## [DIRECTIVE]
Find the word "mean" in the material below and gather every line that contains it.

## [SUPPLIED ENTRIES]
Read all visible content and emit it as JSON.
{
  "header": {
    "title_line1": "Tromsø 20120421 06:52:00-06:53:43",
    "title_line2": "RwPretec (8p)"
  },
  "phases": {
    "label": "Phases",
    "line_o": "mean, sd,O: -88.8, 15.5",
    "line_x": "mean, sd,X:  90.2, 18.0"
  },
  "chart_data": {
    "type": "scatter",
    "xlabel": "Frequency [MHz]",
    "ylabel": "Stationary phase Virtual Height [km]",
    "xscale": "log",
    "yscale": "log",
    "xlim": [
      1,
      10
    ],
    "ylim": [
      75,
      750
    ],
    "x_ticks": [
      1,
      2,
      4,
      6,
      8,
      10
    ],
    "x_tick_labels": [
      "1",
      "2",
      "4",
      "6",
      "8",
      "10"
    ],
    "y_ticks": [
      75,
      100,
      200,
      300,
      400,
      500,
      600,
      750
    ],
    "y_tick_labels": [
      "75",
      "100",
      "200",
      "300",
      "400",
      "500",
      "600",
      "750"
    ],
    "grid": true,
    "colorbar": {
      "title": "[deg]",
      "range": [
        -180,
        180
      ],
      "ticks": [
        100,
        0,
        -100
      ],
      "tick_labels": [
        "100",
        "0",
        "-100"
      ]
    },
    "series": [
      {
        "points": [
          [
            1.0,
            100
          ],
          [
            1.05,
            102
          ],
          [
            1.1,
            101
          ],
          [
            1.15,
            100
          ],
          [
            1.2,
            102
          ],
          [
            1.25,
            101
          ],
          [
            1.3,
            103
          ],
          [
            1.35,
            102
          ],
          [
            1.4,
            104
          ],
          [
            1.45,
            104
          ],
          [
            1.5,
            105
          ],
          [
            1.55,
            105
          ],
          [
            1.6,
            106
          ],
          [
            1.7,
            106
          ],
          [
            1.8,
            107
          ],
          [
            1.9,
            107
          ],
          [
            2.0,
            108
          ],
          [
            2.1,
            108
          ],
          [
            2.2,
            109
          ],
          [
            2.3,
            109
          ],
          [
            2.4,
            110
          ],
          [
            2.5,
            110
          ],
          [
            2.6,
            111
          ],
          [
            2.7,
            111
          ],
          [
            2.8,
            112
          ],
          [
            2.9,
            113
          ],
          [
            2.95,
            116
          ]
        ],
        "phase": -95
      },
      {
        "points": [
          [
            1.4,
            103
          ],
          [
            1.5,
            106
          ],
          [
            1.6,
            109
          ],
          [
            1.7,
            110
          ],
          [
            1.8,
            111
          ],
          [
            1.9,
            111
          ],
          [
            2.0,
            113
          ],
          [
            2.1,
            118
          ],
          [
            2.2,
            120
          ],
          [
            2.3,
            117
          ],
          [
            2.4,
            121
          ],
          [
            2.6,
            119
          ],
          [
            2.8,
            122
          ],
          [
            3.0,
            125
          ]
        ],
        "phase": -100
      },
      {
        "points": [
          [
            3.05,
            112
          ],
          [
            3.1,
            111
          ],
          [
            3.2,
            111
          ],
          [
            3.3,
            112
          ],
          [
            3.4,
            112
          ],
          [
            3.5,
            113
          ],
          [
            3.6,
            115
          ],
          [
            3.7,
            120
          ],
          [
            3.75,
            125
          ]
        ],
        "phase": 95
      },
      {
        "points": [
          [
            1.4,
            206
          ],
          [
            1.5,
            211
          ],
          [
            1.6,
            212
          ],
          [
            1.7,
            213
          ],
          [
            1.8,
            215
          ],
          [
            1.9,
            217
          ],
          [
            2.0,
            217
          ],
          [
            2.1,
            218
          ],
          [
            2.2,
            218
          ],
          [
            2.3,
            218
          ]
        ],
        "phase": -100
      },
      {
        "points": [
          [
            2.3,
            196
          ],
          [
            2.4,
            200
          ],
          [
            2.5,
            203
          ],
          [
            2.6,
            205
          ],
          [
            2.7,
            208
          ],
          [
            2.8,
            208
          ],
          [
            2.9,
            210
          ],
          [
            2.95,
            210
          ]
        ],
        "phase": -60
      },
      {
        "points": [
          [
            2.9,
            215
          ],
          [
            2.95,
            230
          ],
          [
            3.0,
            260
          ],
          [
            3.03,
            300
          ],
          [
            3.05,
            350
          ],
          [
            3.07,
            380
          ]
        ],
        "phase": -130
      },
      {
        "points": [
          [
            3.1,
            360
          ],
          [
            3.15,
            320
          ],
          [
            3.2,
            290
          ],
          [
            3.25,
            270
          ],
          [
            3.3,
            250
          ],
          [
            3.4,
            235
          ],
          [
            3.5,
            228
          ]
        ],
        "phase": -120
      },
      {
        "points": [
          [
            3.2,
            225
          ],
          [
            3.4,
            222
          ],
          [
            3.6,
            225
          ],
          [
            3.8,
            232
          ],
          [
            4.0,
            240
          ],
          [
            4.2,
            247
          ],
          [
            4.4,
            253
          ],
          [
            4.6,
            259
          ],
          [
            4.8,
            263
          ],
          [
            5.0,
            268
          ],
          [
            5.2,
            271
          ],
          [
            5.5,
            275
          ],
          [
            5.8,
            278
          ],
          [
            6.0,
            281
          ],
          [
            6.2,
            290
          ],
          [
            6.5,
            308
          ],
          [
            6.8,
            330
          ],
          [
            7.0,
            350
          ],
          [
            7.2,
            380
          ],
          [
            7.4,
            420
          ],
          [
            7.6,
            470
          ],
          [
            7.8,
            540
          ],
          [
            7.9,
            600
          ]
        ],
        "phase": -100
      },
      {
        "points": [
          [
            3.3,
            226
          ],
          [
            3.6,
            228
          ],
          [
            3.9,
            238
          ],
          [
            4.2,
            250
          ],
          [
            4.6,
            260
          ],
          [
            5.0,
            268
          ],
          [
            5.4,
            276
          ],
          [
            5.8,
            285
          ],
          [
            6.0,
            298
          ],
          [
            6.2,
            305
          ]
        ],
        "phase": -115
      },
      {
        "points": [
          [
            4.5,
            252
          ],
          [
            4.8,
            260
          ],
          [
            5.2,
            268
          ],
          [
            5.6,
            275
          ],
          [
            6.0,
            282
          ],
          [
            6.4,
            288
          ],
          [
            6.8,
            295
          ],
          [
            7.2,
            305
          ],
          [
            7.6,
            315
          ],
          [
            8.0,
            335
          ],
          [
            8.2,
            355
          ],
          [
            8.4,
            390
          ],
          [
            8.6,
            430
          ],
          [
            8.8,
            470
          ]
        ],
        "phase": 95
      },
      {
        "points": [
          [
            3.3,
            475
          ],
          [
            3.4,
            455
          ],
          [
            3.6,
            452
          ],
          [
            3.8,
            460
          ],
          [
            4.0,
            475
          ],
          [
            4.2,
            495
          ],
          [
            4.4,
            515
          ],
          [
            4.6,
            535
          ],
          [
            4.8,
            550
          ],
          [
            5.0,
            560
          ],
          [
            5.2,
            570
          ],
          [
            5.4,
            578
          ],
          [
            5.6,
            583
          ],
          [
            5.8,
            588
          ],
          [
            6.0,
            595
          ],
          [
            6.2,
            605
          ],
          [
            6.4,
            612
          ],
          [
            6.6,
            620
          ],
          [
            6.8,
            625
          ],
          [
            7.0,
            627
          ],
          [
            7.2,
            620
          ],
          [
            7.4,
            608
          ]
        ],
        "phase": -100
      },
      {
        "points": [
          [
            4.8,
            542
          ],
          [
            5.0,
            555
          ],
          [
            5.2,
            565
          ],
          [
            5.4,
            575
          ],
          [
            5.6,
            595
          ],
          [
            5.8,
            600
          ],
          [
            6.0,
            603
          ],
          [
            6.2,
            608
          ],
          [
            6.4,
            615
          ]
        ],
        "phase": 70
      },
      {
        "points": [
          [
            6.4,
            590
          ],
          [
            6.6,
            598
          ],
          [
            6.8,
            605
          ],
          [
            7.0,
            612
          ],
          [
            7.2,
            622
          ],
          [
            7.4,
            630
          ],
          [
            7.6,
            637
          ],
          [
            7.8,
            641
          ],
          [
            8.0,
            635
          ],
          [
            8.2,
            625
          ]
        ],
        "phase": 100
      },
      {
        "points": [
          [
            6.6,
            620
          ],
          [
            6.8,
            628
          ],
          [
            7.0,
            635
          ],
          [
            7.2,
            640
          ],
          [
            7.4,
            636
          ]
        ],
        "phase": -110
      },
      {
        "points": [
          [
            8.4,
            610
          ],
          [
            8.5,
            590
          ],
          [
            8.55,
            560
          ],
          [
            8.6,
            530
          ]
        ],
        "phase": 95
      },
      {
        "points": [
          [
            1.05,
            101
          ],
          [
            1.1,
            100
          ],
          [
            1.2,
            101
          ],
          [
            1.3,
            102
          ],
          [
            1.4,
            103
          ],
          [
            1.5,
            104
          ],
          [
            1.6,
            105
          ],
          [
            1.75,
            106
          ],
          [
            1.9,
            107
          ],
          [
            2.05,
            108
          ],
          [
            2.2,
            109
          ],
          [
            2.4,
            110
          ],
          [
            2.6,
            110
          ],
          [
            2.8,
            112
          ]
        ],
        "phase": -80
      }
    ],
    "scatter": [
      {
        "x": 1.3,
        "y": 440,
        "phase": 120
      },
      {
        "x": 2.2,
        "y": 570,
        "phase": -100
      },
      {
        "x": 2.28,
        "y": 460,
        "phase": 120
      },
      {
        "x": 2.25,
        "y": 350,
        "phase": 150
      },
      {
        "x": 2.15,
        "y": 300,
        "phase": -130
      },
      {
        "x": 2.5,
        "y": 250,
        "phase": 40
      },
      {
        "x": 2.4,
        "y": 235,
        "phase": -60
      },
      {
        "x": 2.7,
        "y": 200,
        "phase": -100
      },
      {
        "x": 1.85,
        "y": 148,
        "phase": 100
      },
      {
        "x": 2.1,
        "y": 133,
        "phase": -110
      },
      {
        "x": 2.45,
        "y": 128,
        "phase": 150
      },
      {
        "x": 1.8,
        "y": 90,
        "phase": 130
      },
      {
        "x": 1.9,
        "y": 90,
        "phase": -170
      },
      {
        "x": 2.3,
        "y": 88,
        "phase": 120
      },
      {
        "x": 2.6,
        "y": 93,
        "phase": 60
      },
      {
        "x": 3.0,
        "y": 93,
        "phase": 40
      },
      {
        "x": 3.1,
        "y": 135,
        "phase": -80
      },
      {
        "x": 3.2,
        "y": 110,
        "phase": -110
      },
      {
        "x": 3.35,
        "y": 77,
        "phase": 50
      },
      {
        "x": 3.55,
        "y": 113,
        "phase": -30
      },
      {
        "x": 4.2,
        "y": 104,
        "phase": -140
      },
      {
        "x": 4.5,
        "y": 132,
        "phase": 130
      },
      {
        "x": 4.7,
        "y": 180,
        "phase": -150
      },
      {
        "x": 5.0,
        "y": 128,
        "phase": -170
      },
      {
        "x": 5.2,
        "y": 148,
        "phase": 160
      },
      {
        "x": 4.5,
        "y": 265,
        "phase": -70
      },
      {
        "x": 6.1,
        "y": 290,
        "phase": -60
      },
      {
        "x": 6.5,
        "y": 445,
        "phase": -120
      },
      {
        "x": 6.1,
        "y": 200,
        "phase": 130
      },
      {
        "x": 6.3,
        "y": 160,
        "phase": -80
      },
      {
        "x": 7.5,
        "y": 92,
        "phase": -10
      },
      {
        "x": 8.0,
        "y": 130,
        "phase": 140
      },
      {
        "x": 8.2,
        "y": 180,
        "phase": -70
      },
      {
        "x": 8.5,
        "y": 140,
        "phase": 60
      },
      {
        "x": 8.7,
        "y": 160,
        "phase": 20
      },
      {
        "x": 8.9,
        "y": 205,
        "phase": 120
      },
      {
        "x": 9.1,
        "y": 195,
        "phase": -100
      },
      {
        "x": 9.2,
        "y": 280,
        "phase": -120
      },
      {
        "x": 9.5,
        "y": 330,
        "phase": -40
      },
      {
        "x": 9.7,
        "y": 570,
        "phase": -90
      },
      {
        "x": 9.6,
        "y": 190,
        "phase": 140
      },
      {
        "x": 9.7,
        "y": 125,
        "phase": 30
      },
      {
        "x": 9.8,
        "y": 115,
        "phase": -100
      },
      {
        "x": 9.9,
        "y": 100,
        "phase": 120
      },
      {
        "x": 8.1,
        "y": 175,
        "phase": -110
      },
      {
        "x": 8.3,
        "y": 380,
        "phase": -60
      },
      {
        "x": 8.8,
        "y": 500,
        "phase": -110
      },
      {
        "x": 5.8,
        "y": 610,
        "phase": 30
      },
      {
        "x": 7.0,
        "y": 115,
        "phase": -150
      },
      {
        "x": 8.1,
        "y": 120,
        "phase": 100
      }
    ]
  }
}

## [CORRECT ANSWER]
    "line_o": "mean, sd,O: -88.8, 15.5",
    "line_x": "mean, sd,X:  90.2, 18.0"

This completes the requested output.